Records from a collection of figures
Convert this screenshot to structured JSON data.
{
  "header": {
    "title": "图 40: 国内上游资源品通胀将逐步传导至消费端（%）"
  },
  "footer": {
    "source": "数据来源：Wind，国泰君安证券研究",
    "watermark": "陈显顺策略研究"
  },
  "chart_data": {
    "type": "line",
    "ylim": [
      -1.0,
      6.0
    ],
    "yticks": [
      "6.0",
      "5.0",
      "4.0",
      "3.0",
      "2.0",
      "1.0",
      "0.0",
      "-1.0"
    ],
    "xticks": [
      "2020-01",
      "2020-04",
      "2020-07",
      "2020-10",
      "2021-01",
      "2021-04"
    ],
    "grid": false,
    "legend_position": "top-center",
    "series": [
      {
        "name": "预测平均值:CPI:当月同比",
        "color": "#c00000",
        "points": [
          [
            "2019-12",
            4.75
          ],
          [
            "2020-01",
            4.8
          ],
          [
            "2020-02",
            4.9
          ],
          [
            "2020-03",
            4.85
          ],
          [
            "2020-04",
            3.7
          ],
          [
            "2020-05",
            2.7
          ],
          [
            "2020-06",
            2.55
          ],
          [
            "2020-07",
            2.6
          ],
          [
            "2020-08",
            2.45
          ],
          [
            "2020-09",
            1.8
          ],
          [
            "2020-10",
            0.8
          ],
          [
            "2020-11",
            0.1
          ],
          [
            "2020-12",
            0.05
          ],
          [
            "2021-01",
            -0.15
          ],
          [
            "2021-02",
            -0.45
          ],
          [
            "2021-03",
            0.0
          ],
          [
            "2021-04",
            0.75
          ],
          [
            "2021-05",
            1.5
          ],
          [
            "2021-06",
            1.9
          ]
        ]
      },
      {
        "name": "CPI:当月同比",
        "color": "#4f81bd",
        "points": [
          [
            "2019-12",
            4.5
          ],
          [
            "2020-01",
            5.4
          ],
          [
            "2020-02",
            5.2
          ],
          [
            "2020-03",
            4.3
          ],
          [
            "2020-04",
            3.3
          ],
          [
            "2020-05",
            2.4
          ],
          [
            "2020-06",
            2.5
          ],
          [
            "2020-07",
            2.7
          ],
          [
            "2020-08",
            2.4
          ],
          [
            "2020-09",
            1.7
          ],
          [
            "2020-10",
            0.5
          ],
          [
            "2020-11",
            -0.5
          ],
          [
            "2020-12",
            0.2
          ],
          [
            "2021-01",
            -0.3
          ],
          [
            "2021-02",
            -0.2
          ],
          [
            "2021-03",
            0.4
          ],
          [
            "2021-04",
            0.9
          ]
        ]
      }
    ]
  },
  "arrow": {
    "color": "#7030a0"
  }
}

→ EXERCISE DESCRIPTION:
Check each line of the entries for the string "color". Copy the lines that have it.

→ THE RESPONSE:
        "color": "#c00000",
        "color": "#4f81bd",
    "color": "#7030a0"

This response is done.